Job ▸ Please transcribe the records precisely; pictures stay out of your copy.

Dataset listings of figures
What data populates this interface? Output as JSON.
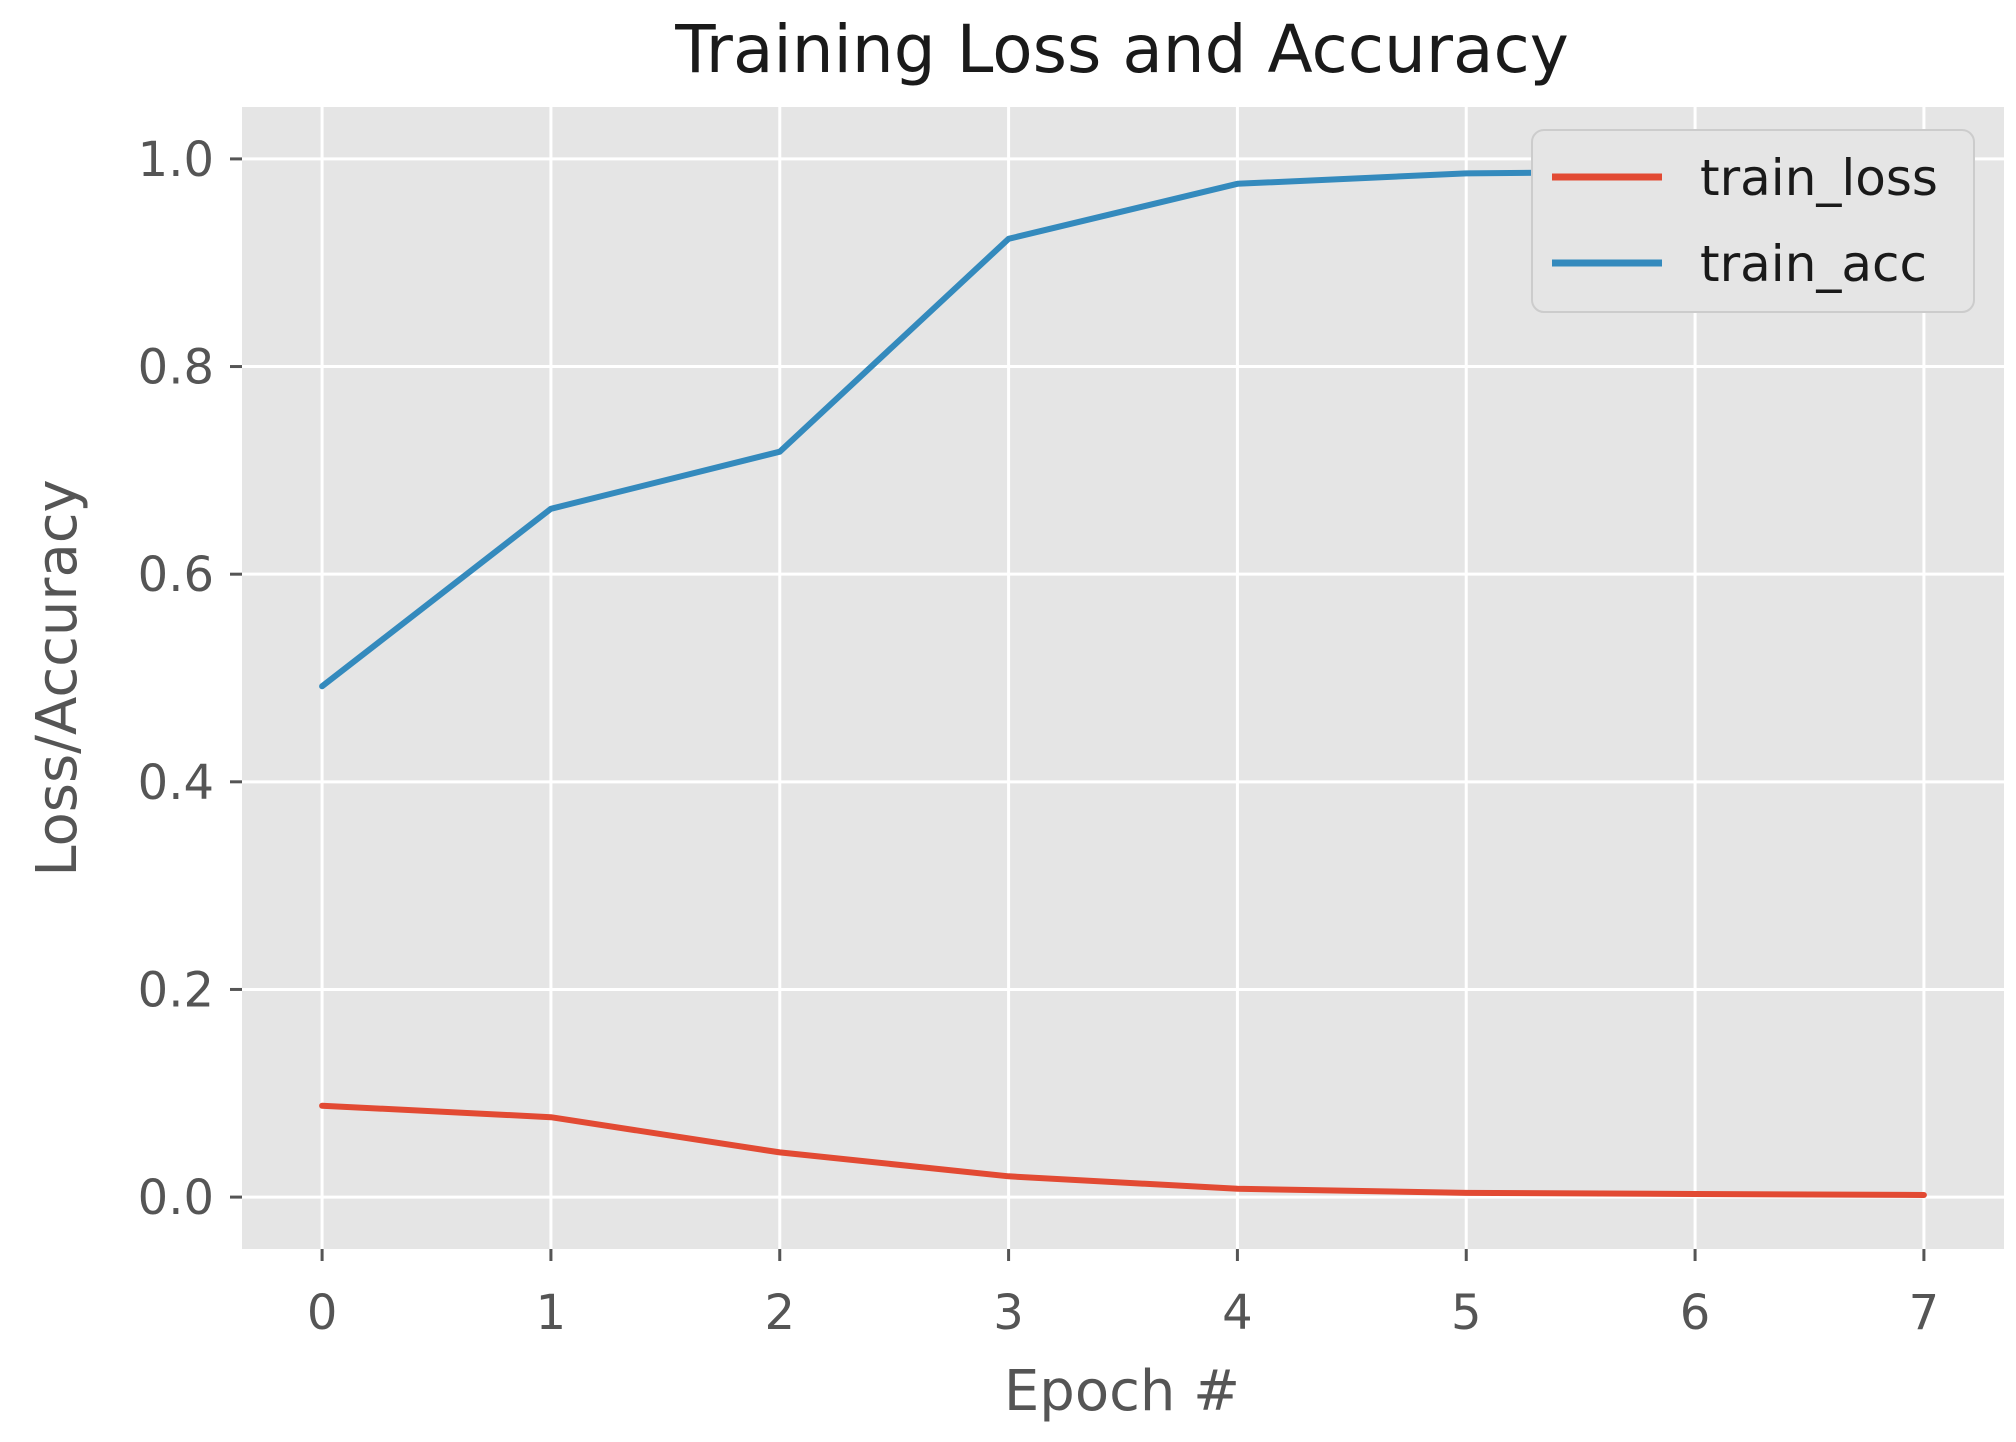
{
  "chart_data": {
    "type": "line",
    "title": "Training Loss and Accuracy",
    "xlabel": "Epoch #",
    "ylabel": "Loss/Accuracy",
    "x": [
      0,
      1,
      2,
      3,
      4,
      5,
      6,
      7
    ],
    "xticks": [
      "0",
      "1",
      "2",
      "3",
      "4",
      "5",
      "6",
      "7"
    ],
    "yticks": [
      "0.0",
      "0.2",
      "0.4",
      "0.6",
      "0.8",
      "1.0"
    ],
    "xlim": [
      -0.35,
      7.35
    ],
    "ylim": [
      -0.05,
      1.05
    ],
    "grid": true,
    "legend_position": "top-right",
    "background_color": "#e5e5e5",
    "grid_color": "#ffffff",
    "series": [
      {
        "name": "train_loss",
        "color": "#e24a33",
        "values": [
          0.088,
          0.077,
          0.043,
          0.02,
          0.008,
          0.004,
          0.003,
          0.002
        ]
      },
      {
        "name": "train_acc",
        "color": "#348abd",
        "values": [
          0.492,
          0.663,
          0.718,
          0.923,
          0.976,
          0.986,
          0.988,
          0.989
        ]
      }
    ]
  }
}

Expected answer ▸
What data populates this interface? Output as JSON.
{
  "chart_data": {
    "type": "line",
    "title": "Training Loss and Accuracy",
    "xlabel": "Epoch #",
    "ylabel": "Loss/Accuracy",
    "x": [
      0,
      1,
      2,
      3,
      4,
      5,
      6,
      7
    ],
    "xticks": [
      "0",
      "1",
      "2",
      "3",
      "4",
      "5",
      "6",
      "7"
    ],
    "yticks": [
      "0.0",
      "0.2",
      "0.4",
      "0.6",
      "0.8",
      "1.0"
    ],
    "xlim": [
      -0.35,
      7.35
    ],
    "ylim": [
      -0.05,
      1.05
    ],
    "grid": true,
    "legend_position": "top-right",
    "background_color": "#e5e5e5",
    "grid_color": "#ffffff",
    "series": [
      {
        "name": "train_loss",
        "color": "#e24a33",
        "values": [
          0.088,
          0.077,
          0.043,
          0.02,
          0.008,
          0.004,
          0.003,
          0.002
        ]
      },
      {
        "name": "train_acc",
        "color": "#348abd",
        "values": [
          0.492,
          0.663,
          0.718,
          0.923,
          0.976,
          0.986,
          0.988,
          0.989
        ]
      }
    ]
  }
}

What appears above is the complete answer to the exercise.